YOUR GOAL: No images are to be carried over; print all other material exactly as it stands.

-------- DATA EXCERPTS

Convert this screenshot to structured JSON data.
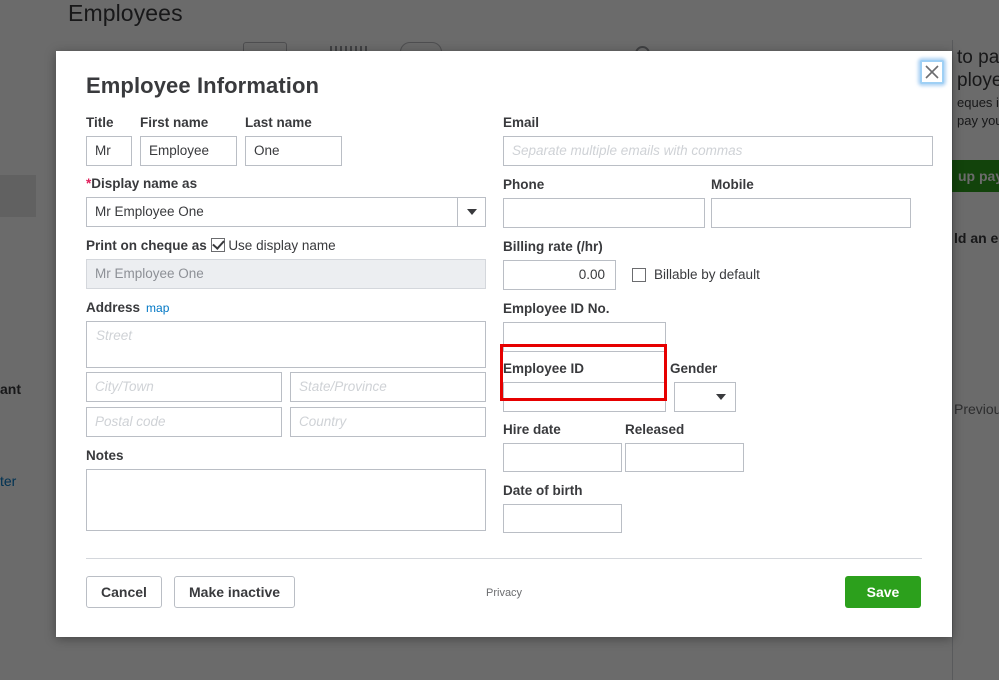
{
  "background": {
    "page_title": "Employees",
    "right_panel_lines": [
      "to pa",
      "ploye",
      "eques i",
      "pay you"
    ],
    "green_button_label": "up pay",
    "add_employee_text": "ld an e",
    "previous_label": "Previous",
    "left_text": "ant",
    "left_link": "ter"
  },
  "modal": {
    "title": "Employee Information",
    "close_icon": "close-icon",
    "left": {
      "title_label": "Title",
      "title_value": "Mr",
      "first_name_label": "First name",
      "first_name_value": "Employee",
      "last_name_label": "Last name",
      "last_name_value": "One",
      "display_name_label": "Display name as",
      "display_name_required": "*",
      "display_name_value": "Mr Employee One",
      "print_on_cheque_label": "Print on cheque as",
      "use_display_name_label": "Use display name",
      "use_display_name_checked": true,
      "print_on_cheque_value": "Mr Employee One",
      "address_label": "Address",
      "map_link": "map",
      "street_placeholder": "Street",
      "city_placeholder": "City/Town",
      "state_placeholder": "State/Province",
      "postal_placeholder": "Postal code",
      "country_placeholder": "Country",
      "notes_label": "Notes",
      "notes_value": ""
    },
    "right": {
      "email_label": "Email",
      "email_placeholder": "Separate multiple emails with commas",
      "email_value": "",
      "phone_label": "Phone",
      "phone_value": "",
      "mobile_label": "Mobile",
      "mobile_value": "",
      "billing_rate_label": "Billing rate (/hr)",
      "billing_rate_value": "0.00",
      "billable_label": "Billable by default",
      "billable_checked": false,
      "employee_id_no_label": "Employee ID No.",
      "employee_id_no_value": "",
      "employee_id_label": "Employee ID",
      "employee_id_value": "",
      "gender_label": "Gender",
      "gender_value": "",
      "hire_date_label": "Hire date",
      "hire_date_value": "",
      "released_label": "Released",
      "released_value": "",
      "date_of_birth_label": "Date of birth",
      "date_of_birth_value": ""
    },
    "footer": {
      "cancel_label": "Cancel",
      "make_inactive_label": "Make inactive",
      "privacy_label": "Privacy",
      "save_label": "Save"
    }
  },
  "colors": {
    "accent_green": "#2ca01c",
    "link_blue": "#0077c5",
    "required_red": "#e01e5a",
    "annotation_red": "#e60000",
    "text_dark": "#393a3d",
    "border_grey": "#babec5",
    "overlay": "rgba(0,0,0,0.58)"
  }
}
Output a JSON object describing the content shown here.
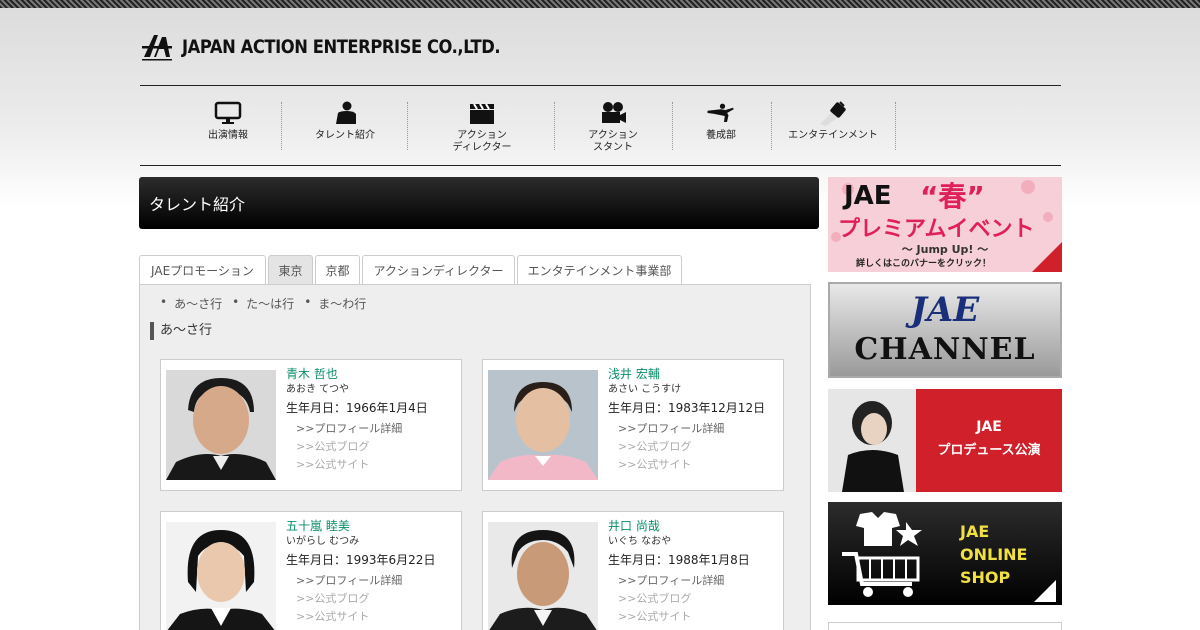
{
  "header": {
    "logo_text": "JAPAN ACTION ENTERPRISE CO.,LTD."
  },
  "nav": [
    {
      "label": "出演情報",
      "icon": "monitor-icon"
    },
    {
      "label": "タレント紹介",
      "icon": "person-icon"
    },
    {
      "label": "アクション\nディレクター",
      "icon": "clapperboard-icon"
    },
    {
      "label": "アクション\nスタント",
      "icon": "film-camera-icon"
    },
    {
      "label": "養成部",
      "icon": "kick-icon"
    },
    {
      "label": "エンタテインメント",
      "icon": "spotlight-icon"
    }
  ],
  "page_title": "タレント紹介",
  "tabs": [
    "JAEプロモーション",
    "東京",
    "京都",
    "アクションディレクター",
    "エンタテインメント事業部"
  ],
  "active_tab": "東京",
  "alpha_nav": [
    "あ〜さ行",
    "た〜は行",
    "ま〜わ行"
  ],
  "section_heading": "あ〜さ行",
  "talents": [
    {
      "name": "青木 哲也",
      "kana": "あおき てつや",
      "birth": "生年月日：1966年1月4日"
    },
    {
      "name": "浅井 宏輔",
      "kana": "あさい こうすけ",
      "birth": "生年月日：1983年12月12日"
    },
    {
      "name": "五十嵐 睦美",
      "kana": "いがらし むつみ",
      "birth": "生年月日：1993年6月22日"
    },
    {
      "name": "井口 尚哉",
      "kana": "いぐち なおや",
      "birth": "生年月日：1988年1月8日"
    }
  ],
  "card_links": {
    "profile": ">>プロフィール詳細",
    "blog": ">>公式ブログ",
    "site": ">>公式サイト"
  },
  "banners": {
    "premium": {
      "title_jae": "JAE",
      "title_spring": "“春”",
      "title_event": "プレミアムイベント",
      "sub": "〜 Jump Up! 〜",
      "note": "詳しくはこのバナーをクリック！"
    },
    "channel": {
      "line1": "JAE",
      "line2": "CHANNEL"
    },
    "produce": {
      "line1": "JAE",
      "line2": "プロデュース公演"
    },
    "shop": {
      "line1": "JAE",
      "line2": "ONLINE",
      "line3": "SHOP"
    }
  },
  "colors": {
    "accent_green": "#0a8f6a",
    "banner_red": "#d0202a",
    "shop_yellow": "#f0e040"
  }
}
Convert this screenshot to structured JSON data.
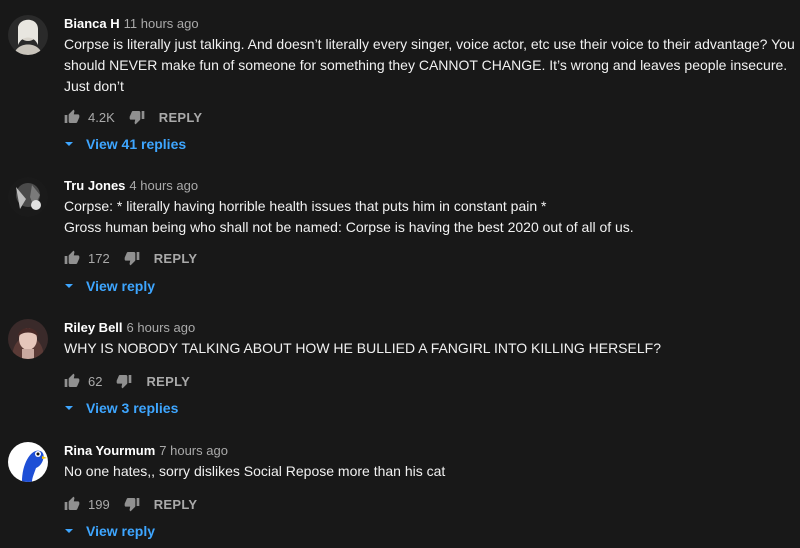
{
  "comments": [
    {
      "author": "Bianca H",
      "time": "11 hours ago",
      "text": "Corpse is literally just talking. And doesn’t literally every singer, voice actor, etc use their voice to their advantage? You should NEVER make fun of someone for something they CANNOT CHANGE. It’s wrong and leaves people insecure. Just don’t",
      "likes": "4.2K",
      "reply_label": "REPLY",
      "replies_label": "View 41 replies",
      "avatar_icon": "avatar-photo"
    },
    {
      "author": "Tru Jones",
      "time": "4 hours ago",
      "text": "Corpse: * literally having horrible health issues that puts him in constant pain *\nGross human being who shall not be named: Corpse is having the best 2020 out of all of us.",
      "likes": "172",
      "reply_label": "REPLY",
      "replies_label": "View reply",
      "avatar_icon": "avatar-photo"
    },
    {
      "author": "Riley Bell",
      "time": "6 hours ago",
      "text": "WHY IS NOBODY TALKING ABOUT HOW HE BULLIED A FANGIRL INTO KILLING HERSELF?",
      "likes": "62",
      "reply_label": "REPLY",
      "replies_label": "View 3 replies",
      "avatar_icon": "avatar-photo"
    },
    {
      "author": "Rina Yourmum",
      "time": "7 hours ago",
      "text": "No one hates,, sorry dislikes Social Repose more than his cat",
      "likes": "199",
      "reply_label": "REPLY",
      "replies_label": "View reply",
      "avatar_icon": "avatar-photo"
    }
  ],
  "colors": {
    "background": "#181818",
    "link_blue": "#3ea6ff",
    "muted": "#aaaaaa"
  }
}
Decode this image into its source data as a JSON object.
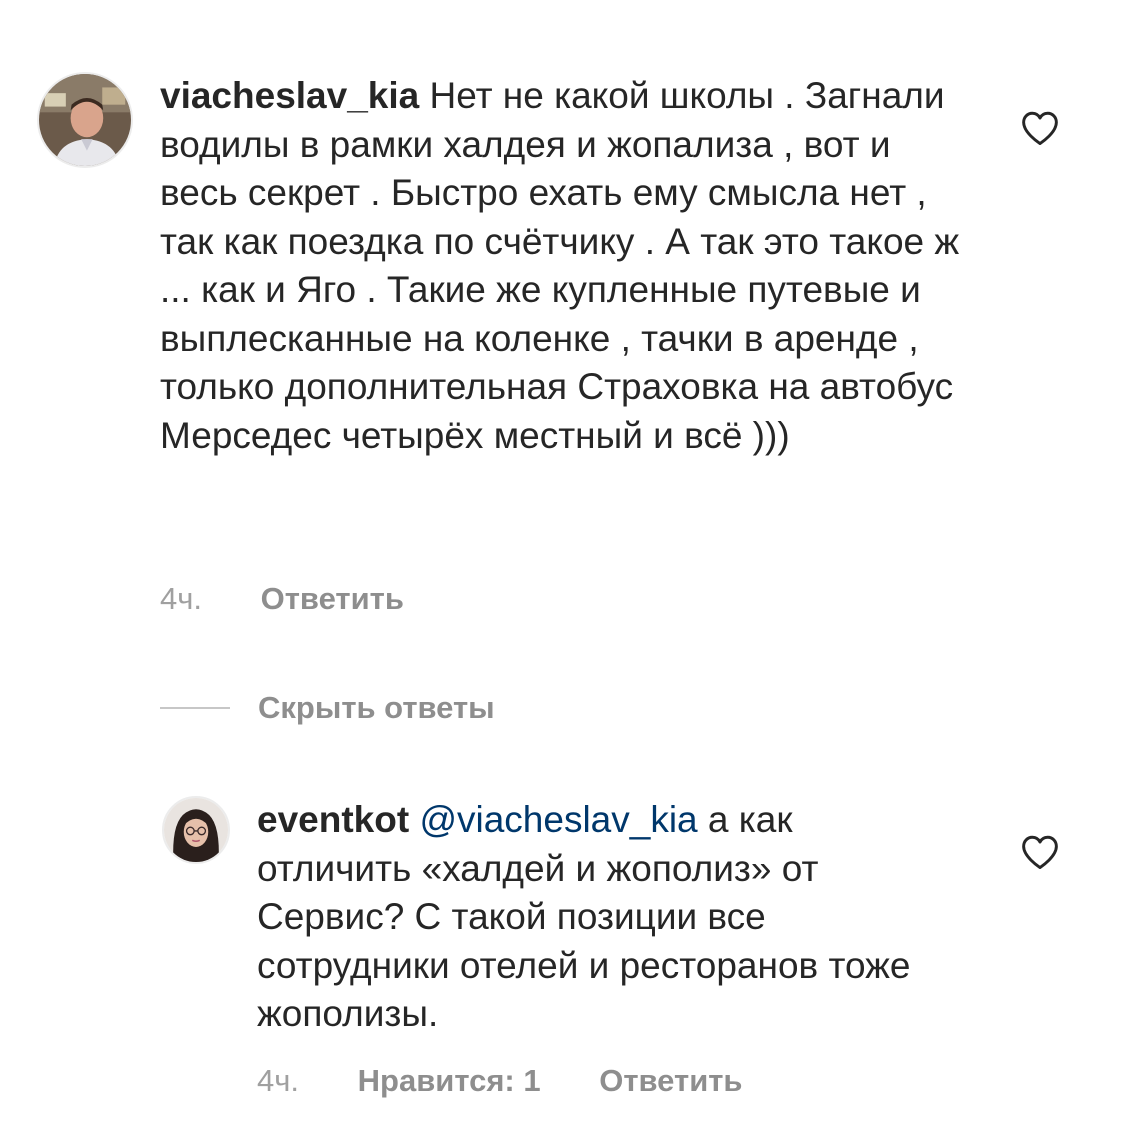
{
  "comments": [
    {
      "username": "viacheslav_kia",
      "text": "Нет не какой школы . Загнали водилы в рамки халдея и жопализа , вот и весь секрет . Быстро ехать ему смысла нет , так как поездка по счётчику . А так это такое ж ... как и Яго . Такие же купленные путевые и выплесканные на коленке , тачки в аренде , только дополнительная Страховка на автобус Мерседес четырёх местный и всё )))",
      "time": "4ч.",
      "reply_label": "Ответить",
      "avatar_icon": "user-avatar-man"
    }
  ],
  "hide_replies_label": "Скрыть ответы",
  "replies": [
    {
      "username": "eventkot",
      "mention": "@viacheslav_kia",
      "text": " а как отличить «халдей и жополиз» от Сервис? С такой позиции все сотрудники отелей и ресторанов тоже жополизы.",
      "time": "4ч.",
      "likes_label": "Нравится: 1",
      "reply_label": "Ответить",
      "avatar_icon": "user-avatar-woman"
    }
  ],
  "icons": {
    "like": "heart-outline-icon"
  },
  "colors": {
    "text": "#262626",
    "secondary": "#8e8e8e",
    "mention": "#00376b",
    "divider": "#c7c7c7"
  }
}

----------------

TASK OUTPUT:
Convert this screenshot to structured JSON data.
{
  "background": {
    "page_title": "Employees",
    "right_panel_lines": [
      "to pa",
      "ploye",
      "eques i",
      "pay you"
    ],
    "green_button_label": "up pay",
    "add_employee_text": "ld an e",
    "previous_label": "Previous",
    "left_text": "ant",
    "left_link": "ter"
  },
  "modal": {
    "title": "Employee Information",
    "close_icon": "close-icon",
    "left": {
      "title_label": "Title",
      "title_value": "Mr",
      "first_name_label": "First name",
      "first_name_value": "Employee",
      "last_name_label": "Last name",
      "last_name_value": "One",
      "display_name_label": "Display name as",
      "display_name_required": "*",
      "display_name_value": "Mr Employee One",
      "print_on_cheque_label": "Print on cheque as",
      "use_display_name_label": "Use display name",
      "use_display_name_checked": true,
      "print_on_cheque_value": "Mr Employee One",
      "address_label": "Address",
      "map_link": "map",
      "street_placeholder": "Street",
      "city_placeholder": "City/Town",
      "state_placeholder": "State/Province",
      "postal_placeholder": "Postal code",
      "country_placeholder": "Country",
      "notes_label": "Notes",
      "notes_value": ""
    },
    "right": {
      "email_label": "Email",
      "email_placeholder": "Separate multiple emails with commas",
      "email_value": "",
      "phone_label": "Phone",
      "phone_value": "",
      "mobile_label": "Mobile",
      "mobile_value": "",
      "billing_rate_label": "Billing rate (/hr)",
      "billing_rate_value": "0.00",
      "billable_label": "Billable by default",
      "billable_checked": false,
      "employee_id_no_label": "Employee ID No.",
      "employee_id_no_value": "",
      "employee_id_label": "Employee ID",
      "employee_id_value": "",
      "gender_label": "Gender",
      "gender_value": "",
      "hire_date_label": "Hire date",
      "hire_date_value": "",
      "released_label": "Released",
      "released_value": "",
      "date_of_birth_label": "Date of birth",
      "date_of_birth_value": ""
    },
    "footer": {
      "cancel_label": "Cancel",
      "make_inactive_label": "Make inactive",
      "privacy_label": "Privacy",
      "save_label": "Save"
    }
  },
  "colors": {
    "accent_green": "#2ca01c",
    "link_blue": "#0077c5",
    "required_red": "#e01e5a",
    "annotation_red": "#e60000",
    "text_dark": "#393a3d",
    "border_grey": "#babec5",
    "overlay": "rgba(0,0,0,0.58)"
  }
}
Output a JSON object describing the content shown here.
{
  "header": {
    "logo_text": "JAPAN ACTION ENTERPRISE CO.,LTD."
  },
  "nav": [
    {
      "label": "出演情報",
      "icon": "monitor-icon"
    },
    {
      "label": "タレント紹介",
      "icon": "person-icon"
    },
    {
      "label": "アクション\nディレクター",
      "icon": "clapperboard-icon"
    },
    {
      "label": "アクション\nスタント",
      "icon": "film-camera-icon"
    },
    {
      "label": "養成部",
      "icon": "kick-icon"
    },
    {
      "label": "エンタテインメント",
      "icon": "spotlight-icon"
    }
  ],
  "page_title": "タレント紹介",
  "tabs": [
    "JAEプロモーション",
    "東京",
    "京都",
    "アクションディレクター",
    "エンタテインメント事業部"
  ],
  "active_tab": "東京",
  "alpha_nav": [
    "あ〜さ行",
    "た〜は行",
    "ま〜わ行"
  ],
  "section_heading": "あ〜さ行",
  "talents": [
    {
      "name": "青木 哲也",
      "kana": "あおき てつや",
      "birth": "生年月日：1966年1月4日"
    },
    {
      "name": "浅井 宏輔",
      "kana": "あさい こうすけ",
      "birth": "生年月日：1983年12月12日"
    },
    {
      "name": "五十嵐 睦美",
      "kana": "いがらし むつみ",
      "birth": "生年月日：1993年6月22日"
    },
    {
      "name": "井口 尚哉",
      "kana": "いぐち なおや",
      "birth": "生年月日：1988年1月8日"
    }
  ],
  "card_links": {
    "profile": ">>プロフィール詳細",
    "blog": ">>公式ブログ",
    "site": ">>公式サイト"
  },
  "banners": {
    "premium": {
      "title_jae": "JAE",
      "title_spring": "“春”",
      "title_event": "プレミアムイベント",
      "sub": "〜 Jump Up! 〜",
      "note": "詳しくはこのバナーをクリック！"
    },
    "channel": {
      "line1": "JAE",
      "line2": "CHANNEL"
    },
    "produce": {
      "line1": "JAE",
      "line2": "プロデュース公演"
    },
    "shop": {
      "line1": "JAE",
      "line2": "ONLINE",
      "line3": "SHOP"
    }
  },
  "colors": {
    "accent_green": "#0a8f6a",
    "banner_red": "#d0202a",
    "shop_yellow": "#f0e040"
  }
}
Convert this screenshot to structured JSON data.
{
  "comments": [
    {
      "author": "Bianca H",
      "time": "11 hours ago",
      "text": "Corpse is literally just talking. And doesn’t literally every singer, voice actor, etc use their voice to their advantage? You should NEVER make fun of someone for something they CANNOT CHANGE. It’s wrong and leaves people insecure. Just don’t",
      "likes": "4.2K",
      "reply_label": "REPLY",
      "replies_label": "View 41 replies",
      "avatar_icon": "avatar-photo"
    },
    {
      "author": "Tru Jones",
      "time": "4 hours ago",
      "text": "Corpse: * literally having horrible health issues that puts him in constant pain *\nGross human being who shall not be named: Corpse is having the best 2020 out of all of us.",
      "likes": "172",
      "reply_label": "REPLY",
      "replies_label": "View reply",
      "avatar_icon": "avatar-photo"
    },
    {
      "author": "Riley Bell",
      "time": "6 hours ago",
      "text": "WHY IS NOBODY TALKING ABOUT HOW HE BULLIED A FANGIRL INTO KILLING HERSELF?",
      "likes": "62",
      "reply_label": "REPLY",
      "replies_label": "View 3 replies",
      "avatar_icon": "avatar-photo"
    },
    {
      "author": "Rina Yourmum",
      "time": "7 hours ago",
      "text": "No one hates,, sorry dislikes Social Repose more than his cat",
      "likes": "199",
      "reply_label": "REPLY",
      "replies_label": "View reply",
      "avatar_icon": "avatar-photo"
    }
  ],
  "colors": {
    "background": "#181818",
    "link_blue": "#3ea6ff",
    "muted": "#aaaaaa"
  }
}
Decode this image into its source data as a JSON object.
{
  "comments": [
    {
      "username": "viacheslav_kia",
      "text": "Нет не какой школы . Загнали водилы в рамки халдея и жопализа , вот и весь секрет . Быстро ехать ему смысла нет , так как поездка по счётчику . А так это такое ж ... как и Яго . Такие же купленные путевые и выплесканные на коленке , тачки в аренде , только дополнительная Страховка на автобус Мерседес четырёх местный и всё )))",
      "time": "4ч.",
      "reply_label": "Ответить",
      "avatar_icon": "user-avatar-man"
    }
  ],
  "hide_replies_label": "Скрыть ответы",
  "replies": [
    {
      "username": "eventkot",
      "mention": "@viacheslav_kia",
      "text": " а как отличить «халдей и жополиз» от Сервис? С такой позиции все сотрудники отелей и ресторанов тоже жополизы.",
      "time": "4ч.",
      "likes_label": "Нравится: 1",
      "reply_label": "Ответить",
      "avatar_icon": "user-avatar-woman"
    }
  ],
  "icons": {
    "like": "heart-outline-icon"
  },
  "colors": {
    "text": "#262626",
    "secondary": "#8e8e8e",
    "mention": "#00376b",
    "divider": "#c7c7c7"
  }
}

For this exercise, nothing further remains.